**AIM OF THE EXERCISE**.
The records below are to be repeated in full, exactly as they are.

**LISTED ENTRIES**.
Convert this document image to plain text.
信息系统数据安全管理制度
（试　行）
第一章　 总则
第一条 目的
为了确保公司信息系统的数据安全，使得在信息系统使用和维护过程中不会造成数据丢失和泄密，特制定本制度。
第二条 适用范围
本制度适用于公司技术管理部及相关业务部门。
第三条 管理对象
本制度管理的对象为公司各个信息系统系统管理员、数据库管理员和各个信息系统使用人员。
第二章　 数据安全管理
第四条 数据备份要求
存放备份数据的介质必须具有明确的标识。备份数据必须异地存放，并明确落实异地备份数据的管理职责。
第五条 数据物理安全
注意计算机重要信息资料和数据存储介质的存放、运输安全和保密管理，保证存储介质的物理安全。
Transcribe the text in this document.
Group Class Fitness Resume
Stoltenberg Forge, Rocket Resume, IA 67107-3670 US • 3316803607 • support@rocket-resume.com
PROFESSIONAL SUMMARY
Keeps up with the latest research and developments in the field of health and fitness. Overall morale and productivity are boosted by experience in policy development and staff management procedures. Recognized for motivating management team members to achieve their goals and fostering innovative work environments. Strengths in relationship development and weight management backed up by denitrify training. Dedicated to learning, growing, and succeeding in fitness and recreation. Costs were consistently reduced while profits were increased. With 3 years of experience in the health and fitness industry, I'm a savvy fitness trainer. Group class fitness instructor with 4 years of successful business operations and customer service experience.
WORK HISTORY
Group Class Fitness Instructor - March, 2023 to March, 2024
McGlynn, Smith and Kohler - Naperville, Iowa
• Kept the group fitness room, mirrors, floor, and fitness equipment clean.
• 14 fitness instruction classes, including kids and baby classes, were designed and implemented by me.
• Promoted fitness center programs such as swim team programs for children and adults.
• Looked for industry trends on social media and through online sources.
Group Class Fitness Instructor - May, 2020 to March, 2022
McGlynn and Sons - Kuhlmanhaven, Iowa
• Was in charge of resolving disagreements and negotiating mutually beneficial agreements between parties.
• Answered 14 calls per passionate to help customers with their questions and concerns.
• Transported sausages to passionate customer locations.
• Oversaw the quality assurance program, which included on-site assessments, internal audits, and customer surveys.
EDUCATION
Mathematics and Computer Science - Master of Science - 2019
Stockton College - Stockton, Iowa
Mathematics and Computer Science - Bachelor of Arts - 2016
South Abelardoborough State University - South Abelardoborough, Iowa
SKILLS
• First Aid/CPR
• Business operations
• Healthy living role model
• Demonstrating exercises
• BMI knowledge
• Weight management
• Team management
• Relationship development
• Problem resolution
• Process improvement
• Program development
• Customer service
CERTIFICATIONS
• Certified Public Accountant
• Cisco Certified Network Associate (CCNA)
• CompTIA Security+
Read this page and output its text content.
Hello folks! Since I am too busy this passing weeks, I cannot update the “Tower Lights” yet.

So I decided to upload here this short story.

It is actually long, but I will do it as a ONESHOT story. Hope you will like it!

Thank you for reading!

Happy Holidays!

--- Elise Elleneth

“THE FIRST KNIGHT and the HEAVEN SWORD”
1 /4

**WORKED SOLUTION**.
Convert this document image to plain text.
信息系统数据安全管理制度
（试　行）
第一章　 总则
第一条 目的
为了确保公司信息系统的数据安全，使得在信息系统使用和维护过程中不会造成数据丢失和泄密，特制定本制度。
第二条 适用范围
本制度适用于公司技术管理部及相关业务部门。
第三条 管理对象
本制度管理的对象为公司各个信息系统系统管理员、数据库管理员和各个信息系统使用人员。
第二章　 数据安全管理
第四条 数据备份要求
存放备份数据的介质必须具有明确的标识。备份数据必须异地存放，并明确落实异地备份数据的管理职责。
第五条 数据物理安全
注意计算机重要信息资料和数据存储介质的存放、运输安全和保密管理，保证存储介质的物理安全。
Transcribe the text in this document.
Group Class Fitness Resume
Stoltenberg Forge, Rocket Resume, IA 67107-3670 US • 3316803607 • support@rocket-resume.com
PROFESSIONAL SUMMARY
Keeps up with the latest research and developments in the field of health and fitness. Overall morale and productivity are boosted by experience in policy development and staff management procedures. Recognized for motivating management team members to achieve their goals and fostering innovative work environments. Strengths in relationship development and weight management backed up by denitrify training. Dedicated to learning, growing, and succeeding in fitness and recreation. Costs were consistently reduced while profits were increased. With 3 years of experience in the health and fitness industry, I'm a savvy fitness trainer. Group class fitness instructor with 4 years of successful business operations and customer service experience.
WORK HISTORY
Group Class Fitness Instructor - March, 2023 to March, 2024
McGlynn, Smith and Kohler - Naperville, Iowa
• Kept the group fitness room, mirrors, floor, and fitness equipment clean.
• 14 fitness instruction classes, including kids and baby classes, were designed and implemented by me.
• Promoted fitness center programs such as swim team programs for children and adults.
• Looked for industry trends on social media and through online sources.
Group Class Fitness Instructor - May, 2020 to March, 2022
McGlynn and Sons - Kuhlmanhaven, Iowa
• Was in charge of resolving disagreements and negotiating mutually beneficial agreements between parties.
• Answered 14 calls per passionate to help customers with their questions and concerns.
• Transported sausages to passionate customer locations.
• Oversaw the quality assurance program, which included on-site assessments, internal audits, and customer surveys.
EDUCATION
Mathematics and Computer Science - Master of Science - 2019
Stockton College - Stockton, Iowa
Mathematics and Computer Science - Bachelor of Arts - 2016
South Abelardoborough State University - South Abelardoborough, Iowa
SKILLS
• First Aid/CPR
• Business operations
• Healthy living role model
• Demonstrating exercises
• BMI knowledge
• Weight management
• Team management
• Relationship development
• Problem resolution
• Process improvement
• Program development
• Customer service
CERTIFICATIONS
• Certified Public Accountant
• Cisco Certified Network Associate (CCNA)
• CompTIA Security+
Read this page and output its text content.
Hello folks! Since I am too busy this passing weeks, I cannot update the “Tower Lights” yet.

So I decided to upload here this short story.

It is actually long, but I will do it as a ONESHOT story. Hope you will like it!

Thank you for reading!

Happy Holidays!

--- Elise Elleneth

“THE FIRST KNIGHT and the HEAVEN SWORD”
1 /4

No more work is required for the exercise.